→ STUDY TEXT:
* * *

Older patients with arthritis who take narcotic or opioid-based painkillers appear to face a higher risk for bone fractures, heart attacks and death, compared to those using other, non-narcotic painkillers, according to a study published in the Archives of Internal Medicine.
“Doctors should not assume that opioids are a safer alternative,” to other painkillers, Dr. Daniel H. Solomon, the study’s lead researcher, told The New York Times.
The Times said the study appears to be the first large-scale effort to look at the comparative risks for the elderly of taking different classes of painkillers. The use of narcotic or opiod painkillers–a category including codeine, Vicodin and Oxycontin–has increased in recent years because of a belief that they were safer for older patients than non-narcotic drugs such as Advil and Motrin.
Researchers at Brigham and Women’s Hospital in Boston reviewed the records of Medicare recipients in New Jersey and Pennsylvania, treated from 1999 through 2005, who were diagnosed with osteoarthritis or rheumatoid arthritis. Using statistical methods they divided the mostly female patients, whose average age was 80, into three painkiller groups.
The groups were: narcotic-based drugs; nonsteroidal anti-inflammatory drugs, or NSAIDs, such as Advil or Aleve; and another class of pain drugs called coxibs, including Celebrex as well as Vioxx, which has been pulled from the market.
Although the researchers could not identify all the factors that may have contributed to adverse effects, they found that patients taking narcotic painkillers faced twice as high a risk of death compared to those taking a nonsteroidal anti-inflammatory drug. Patients on narcotics-based painkillers were also four times more likely to experience a compound bone fracture, apparently as a result of a fall, and twice as likely to have a heart attack. The painkillers in the coxibs group carried the same cardiovascular risk as the narcotic drugs.
One of the primary reasons doctors have advocated the use of narcotics-based painkillers is that they were believed to reduce gastrointestinal bleeding, but the review also found that the rate was the same for patients taking narcotic painkillers as for those taking Advil or Aleve.
The Times noted that two physicians at Yale University Medical School, Dr. William C. Becker and Dr. Patrick G. O’Connor, wrote in a commentary accompanying the study that the study’s findings could be skewed by undocumented patient use of over-the-counter painkillers. But they added that the high incidence of bone fractures, which often lead to fatal complications in the elderly, was troublesome.

* * *

→ CHECK YOUR UNDERSTANDING:
#1 Reproduce the passage of the article on opioid painkillers from "One of the primary" up to and including "Advil or Aleve.".
#2 In the article on opioid painkillers, how much more likely were patients on narcotic-based painkillers to experience a compound bone fracture?

* * *

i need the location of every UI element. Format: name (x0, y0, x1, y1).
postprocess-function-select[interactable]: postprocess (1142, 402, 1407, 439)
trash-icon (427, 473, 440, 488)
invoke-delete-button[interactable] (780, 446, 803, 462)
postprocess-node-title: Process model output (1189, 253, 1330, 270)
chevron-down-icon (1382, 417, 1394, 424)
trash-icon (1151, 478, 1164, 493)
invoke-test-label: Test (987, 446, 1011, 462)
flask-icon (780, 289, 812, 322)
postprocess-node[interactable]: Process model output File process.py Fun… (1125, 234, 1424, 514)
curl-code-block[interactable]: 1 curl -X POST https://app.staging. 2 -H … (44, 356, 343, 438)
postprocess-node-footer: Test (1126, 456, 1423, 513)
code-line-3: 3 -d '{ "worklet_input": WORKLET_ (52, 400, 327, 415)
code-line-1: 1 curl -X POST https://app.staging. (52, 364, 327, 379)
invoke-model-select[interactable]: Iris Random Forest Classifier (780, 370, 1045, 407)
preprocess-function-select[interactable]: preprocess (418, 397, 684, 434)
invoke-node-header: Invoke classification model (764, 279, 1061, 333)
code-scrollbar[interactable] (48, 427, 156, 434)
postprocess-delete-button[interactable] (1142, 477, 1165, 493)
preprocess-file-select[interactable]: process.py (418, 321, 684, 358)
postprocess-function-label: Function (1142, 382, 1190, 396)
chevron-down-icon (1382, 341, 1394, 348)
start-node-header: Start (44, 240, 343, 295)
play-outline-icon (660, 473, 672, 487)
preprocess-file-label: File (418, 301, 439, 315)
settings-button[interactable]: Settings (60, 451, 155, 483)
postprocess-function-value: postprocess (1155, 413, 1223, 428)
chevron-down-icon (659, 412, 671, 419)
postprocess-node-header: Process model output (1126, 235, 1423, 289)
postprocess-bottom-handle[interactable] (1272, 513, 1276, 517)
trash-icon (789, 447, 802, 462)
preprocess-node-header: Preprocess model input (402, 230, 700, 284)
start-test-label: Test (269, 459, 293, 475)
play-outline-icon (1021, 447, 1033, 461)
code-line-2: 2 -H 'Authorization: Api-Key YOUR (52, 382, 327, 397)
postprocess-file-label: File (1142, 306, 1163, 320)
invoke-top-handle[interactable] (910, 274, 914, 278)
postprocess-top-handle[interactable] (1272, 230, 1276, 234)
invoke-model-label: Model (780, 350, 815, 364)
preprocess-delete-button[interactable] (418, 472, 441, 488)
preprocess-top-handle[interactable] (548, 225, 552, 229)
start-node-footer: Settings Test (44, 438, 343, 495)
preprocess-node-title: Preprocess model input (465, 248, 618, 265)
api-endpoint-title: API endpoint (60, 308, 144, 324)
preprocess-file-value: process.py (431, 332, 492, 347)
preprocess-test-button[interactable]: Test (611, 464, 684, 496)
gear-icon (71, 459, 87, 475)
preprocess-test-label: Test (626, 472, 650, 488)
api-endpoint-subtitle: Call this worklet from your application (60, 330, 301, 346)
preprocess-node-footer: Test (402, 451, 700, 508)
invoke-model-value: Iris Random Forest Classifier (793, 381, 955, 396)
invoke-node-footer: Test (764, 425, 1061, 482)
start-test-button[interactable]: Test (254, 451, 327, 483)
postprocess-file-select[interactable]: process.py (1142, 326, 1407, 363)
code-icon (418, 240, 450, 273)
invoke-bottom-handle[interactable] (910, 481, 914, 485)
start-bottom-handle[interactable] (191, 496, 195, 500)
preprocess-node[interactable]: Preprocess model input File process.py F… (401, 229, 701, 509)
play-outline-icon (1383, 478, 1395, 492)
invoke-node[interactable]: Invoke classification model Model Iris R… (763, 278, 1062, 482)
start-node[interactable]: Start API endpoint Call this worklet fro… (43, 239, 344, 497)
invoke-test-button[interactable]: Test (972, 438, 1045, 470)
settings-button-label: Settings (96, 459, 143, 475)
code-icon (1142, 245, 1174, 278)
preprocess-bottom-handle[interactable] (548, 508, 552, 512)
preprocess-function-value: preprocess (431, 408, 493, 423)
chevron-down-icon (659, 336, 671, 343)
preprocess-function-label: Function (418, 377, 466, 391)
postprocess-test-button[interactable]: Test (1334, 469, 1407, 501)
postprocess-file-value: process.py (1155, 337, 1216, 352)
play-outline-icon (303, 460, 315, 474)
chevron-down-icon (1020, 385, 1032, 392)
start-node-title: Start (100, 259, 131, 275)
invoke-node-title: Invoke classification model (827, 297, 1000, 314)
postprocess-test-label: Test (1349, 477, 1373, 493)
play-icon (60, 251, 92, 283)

* * *

→ SOLUTIONS TO THE TASKS:
#1
One of the primary reasons doctors have advocated the use of narcotics-based painkillers is that they were believed to reduce gastrointestinal bleeding, but the review also found that the rate was the same for patients taking narcotic painkillers as for those taking Advil or Aleve.

#2 Four times more likely.